Search the data for the word "color" and copy every line that contains it.

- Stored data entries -
§ §
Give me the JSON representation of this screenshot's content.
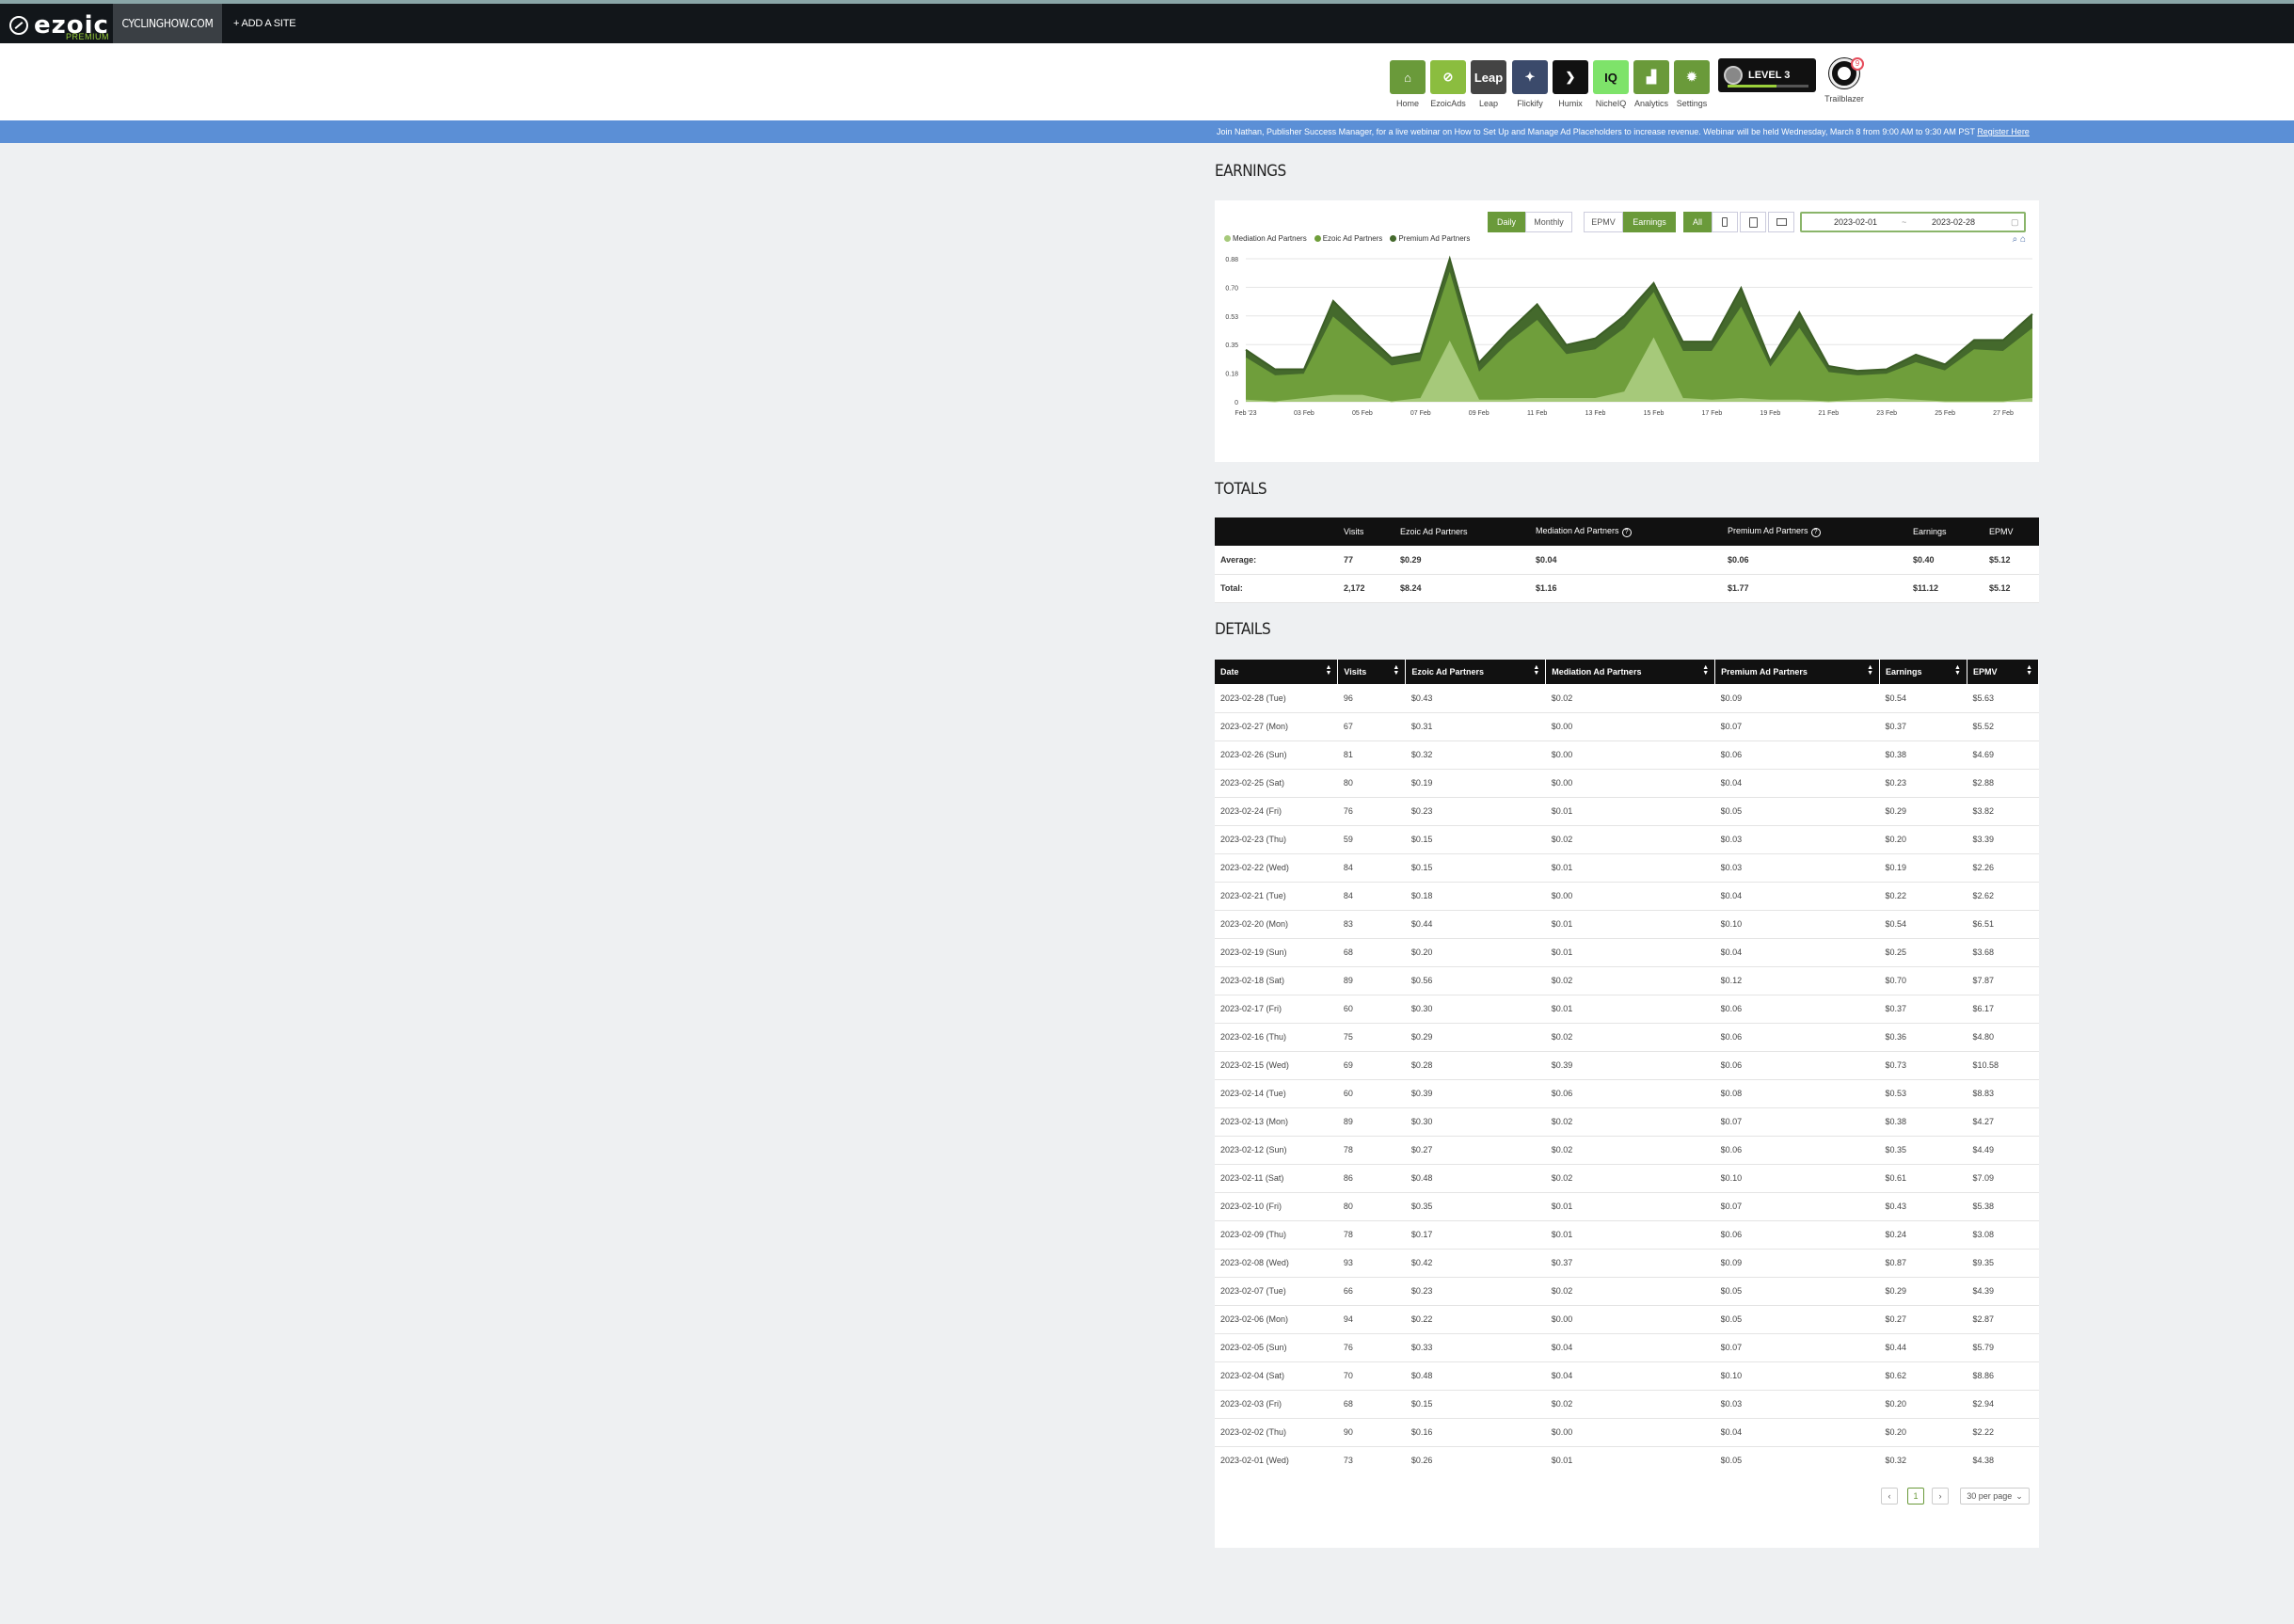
{
  "topbar": {
    "logo_text": "ezoic",
    "logo_sub": "PREMIUM",
    "site": "CYCLINGHOW.COM",
    "add_site": "+ ADD A SITE"
  },
  "apps": [
    {
      "label": "Home",
      "icon": "home-icon",
      "color": "#6a9a3a"
    },
    {
      "label": "EzoicAds",
      "icon": "ezoicads-icon",
      "color": "#8bbd3f"
    },
    {
      "label": "Leap",
      "icon": "leap-icon",
      "color": "#444444",
      "text": "Leap"
    },
    {
      "label": "Flickify",
      "icon": "flickify-icon",
      "color": "#3b4a6b"
    },
    {
      "label": "Humix",
      "icon": "humix-icon",
      "color": "#111111"
    },
    {
      "label": "NicheIQ",
      "icon": "iq-icon",
      "color": "#7ee36a",
      "text": "IQ"
    },
    {
      "label": "Analytics",
      "icon": "analytics-icon",
      "color": "#6a9a3a"
    },
    {
      "label": "Settings",
      "icon": "gear-icon",
      "color": "#6a9a3a"
    }
  ],
  "level": {
    "text": "LEVEL 3"
  },
  "trailblazer": {
    "label": "Trailblazer",
    "badge": "9"
  },
  "banner": {
    "text": "Join Nathan, Publisher Success Manager, for a live webinar on How to Set Up and Manage Ad Placeholders to increase revenue. Webinar will be held Wednesday, March 8 from 9:00 AM to 9:30 AM PST",
    "link": "Register Here"
  },
  "earnings": {
    "title": "EARNINGS",
    "controls": {
      "daily": "Daily",
      "monthly": "Monthly",
      "epmv": "EPMV",
      "earnings": "Earnings",
      "all": "All"
    },
    "date_from": "2023-02-01",
    "date_sep": "~",
    "date_to": "2023-02-28"
  },
  "chart_data": {
    "type": "area",
    "stacked": true,
    "x": [
      "Feb '23",
      "02 Feb",
      "03 Feb",
      "04 Feb",
      "05 Feb",
      "06 Feb",
      "07 Feb",
      "08 Feb",
      "09 Feb",
      "10 Feb",
      "11 Feb",
      "12 Feb",
      "13 Feb",
      "14 Feb",
      "15 Feb",
      "16 Feb",
      "17 Feb",
      "18 Feb",
      "19 Feb",
      "20 Feb",
      "21 Feb",
      "22 Feb",
      "23 Feb",
      "24 Feb",
      "25 Feb",
      "26 Feb",
      "27 Feb",
      "28 Feb"
    ],
    "tick_labels": [
      "Feb '23",
      "03 Feb",
      "05 Feb",
      "07 Feb",
      "09 Feb",
      "11 Feb",
      "13 Feb",
      "15 Feb",
      "17 Feb",
      "19 Feb",
      "21 Feb",
      "23 Feb",
      "25 Feb",
      "27 Feb"
    ],
    "series": [
      {
        "name": "Mediation Ad Partners",
        "color": "#a6c97a",
        "values": [
          0.01,
          0.0,
          0.02,
          0.04,
          0.04,
          0.0,
          0.02,
          0.37,
          0.01,
          0.01,
          0.02,
          0.02,
          0.02,
          0.06,
          0.39,
          0.02,
          0.01,
          0.02,
          0.01,
          0.01,
          0.0,
          0.01,
          0.02,
          0.01,
          0.0,
          0.0,
          0.0,
          0.02
        ]
      },
      {
        "name": "Ezoic Ad Partners",
        "color": "#6f9e3b",
        "values": [
          0.26,
          0.16,
          0.15,
          0.48,
          0.33,
          0.22,
          0.23,
          0.42,
          0.17,
          0.35,
          0.48,
          0.27,
          0.3,
          0.39,
          0.28,
          0.29,
          0.3,
          0.56,
          0.2,
          0.44,
          0.18,
          0.15,
          0.15,
          0.23,
          0.19,
          0.32,
          0.31,
          0.43
        ]
      },
      {
        "name": "Premium Ad Partners",
        "color": "#44692c",
        "values": [
          0.05,
          0.04,
          0.03,
          0.1,
          0.07,
          0.05,
          0.05,
          0.09,
          0.06,
          0.07,
          0.1,
          0.06,
          0.07,
          0.08,
          0.06,
          0.06,
          0.06,
          0.12,
          0.04,
          0.1,
          0.04,
          0.03,
          0.03,
          0.05,
          0.04,
          0.06,
          0.07,
          0.09
        ]
      }
    ],
    "y_ticks": [
      "0",
      "0.18",
      "0.35",
      "0.53",
      "0.70",
      "0.88"
    ],
    "ylim": [
      0,
      0.88
    ],
    "legend_position": "top-left",
    "grid": true
  },
  "totals": {
    "title": "TOTALS",
    "headers": [
      "",
      "Visits",
      "Ezoic Ad Partners",
      "Mediation Ad Partners",
      "Premium Ad Partners",
      "Earnings",
      "EPMV"
    ],
    "rows": [
      [
        "Average:",
        "77",
        "$0.29",
        "$0.04",
        "$0.06",
        "$0.40",
        "$5.12"
      ],
      [
        "Total:",
        "2,172",
        "$8.24",
        "$1.16",
        "$1.77",
        "$11.12",
        "$5.12"
      ]
    ]
  },
  "details": {
    "title": "DETAILS",
    "headers": [
      "Date",
      "Visits",
      "Ezoic Ad Partners",
      "Mediation Ad Partners",
      "Premium Ad Partners",
      "Earnings",
      "EPMV"
    ],
    "rows": [
      [
        "2023-02-28 (Tue)",
        "96",
        "$0.43",
        "$0.02",
        "$0.09",
        "$0.54",
        "$5.63"
      ],
      [
        "2023-02-27 (Mon)",
        "67",
        "$0.31",
        "$0.00",
        "$0.07",
        "$0.37",
        "$5.52"
      ],
      [
        "2023-02-26 (Sun)",
        "81",
        "$0.32",
        "$0.00",
        "$0.06",
        "$0.38",
        "$4.69"
      ],
      [
        "2023-02-25 (Sat)",
        "80",
        "$0.19",
        "$0.00",
        "$0.04",
        "$0.23",
        "$2.88"
      ],
      [
        "2023-02-24 (Fri)",
        "76",
        "$0.23",
        "$0.01",
        "$0.05",
        "$0.29",
        "$3.82"
      ],
      [
        "2023-02-23 (Thu)",
        "59",
        "$0.15",
        "$0.02",
        "$0.03",
        "$0.20",
        "$3.39"
      ],
      [
        "2023-02-22 (Wed)",
        "84",
        "$0.15",
        "$0.01",
        "$0.03",
        "$0.19",
        "$2.26"
      ],
      [
        "2023-02-21 (Tue)",
        "84",
        "$0.18",
        "$0.00",
        "$0.04",
        "$0.22",
        "$2.62"
      ],
      [
        "2023-02-20 (Mon)",
        "83",
        "$0.44",
        "$0.01",
        "$0.10",
        "$0.54",
        "$6.51"
      ],
      [
        "2023-02-19 (Sun)",
        "68",
        "$0.20",
        "$0.01",
        "$0.04",
        "$0.25",
        "$3.68"
      ],
      [
        "2023-02-18 (Sat)",
        "89",
        "$0.56",
        "$0.02",
        "$0.12",
        "$0.70",
        "$7.87"
      ],
      [
        "2023-02-17 (Fri)",
        "60",
        "$0.30",
        "$0.01",
        "$0.06",
        "$0.37",
        "$6.17"
      ],
      [
        "2023-02-16 (Thu)",
        "75",
        "$0.29",
        "$0.02",
        "$0.06",
        "$0.36",
        "$4.80"
      ],
      [
        "2023-02-15 (Wed)",
        "69",
        "$0.28",
        "$0.39",
        "$0.06",
        "$0.73",
        "$10.58"
      ],
      [
        "2023-02-14 (Tue)",
        "60",
        "$0.39",
        "$0.06",
        "$0.08",
        "$0.53",
        "$8.83"
      ],
      [
        "2023-02-13 (Mon)",
        "89",
        "$0.30",
        "$0.02",
        "$0.07",
        "$0.38",
        "$4.27"
      ],
      [
        "2023-02-12 (Sun)",
        "78",
        "$0.27",
        "$0.02",
        "$0.06",
        "$0.35",
        "$4.49"
      ],
      [
        "2023-02-11 (Sat)",
        "86",
        "$0.48",
        "$0.02",
        "$0.10",
        "$0.61",
        "$7.09"
      ],
      [
        "2023-02-10 (Fri)",
        "80",
        "$0.35",
        "$0.01",
        "$0.07",
        "$0.43",
        "$5.38"
      ],
      [
        "2023-02-09 (Thu)",
        "78",
        "$0.17",
        "$0.01",
        "$0.06",
        "$0.24",
        "$3.08"
      ],
      [
        "2023-02-08 (Wed)",
        "93",
        "$0.42",
        "$0.37",
        "$0.09",
        "$0.87",
        "$9.35"
      ],
      [
        "2023-02-07 (Tue)",
        "66",
        "$0.23",
        "$0.02",
        "$0.05",
        "$0.29",
        "$4.39"
      ],
      [
        "2023-02-06 (Mon)",
        "94",
        "$0.22",
        "$0.00",
        "$0.05",
        "$0.27",
        "$2.87"
      ],
      [
        "2023-02-05 (Sun)",
        "76",
        "$0.33",
        "$0.04",
        "$0.07",
        "$0.44",
        "$5.79"
      ],
      [
        "2023-02-04 (Sat)",
        "70",
        "$0.48",
        "$0.04",
        "$0.10",
        "$0.62",
        "$8.86"
      ],
      [
        "2023-02-03 (Fri)",
        "68",
        "$0.15",
        "$0.02",
        "$0.03",
        "$0.20",
        "$2.94"
      ],
      [
        "2023-02-02 (Thu)",
        "90",
        "$0.16",
        "$0.00",
        "$0.04",
        "$0.20",
        "$2.22"
      ],
      [
        "2023-02-01 (Wed)",
        "73",
        "$0.26",
        "$0.01",
        "$0.05",
        "$0.32",
        "$4.38"
      ]
    ]
  },
  "pagination": {
    "prev": "‹",
    "page": "1",
    "next": "›",
    "per_page": "30 per page"
  }
}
§ §
- RESULT -
      "color": "#6a9a3a"
      "color": "#8bbd3f"
      "color": "#444444",
      "color": "#3b4a6b"
      "color": "#111111"
      "color": "#7ee36a",
      "color": "#6a9a3a"
      "color": "#6a9a3a"
        "color": "#a6c97a",
        "color": "#6f9e3b",
        "color": "#44692c",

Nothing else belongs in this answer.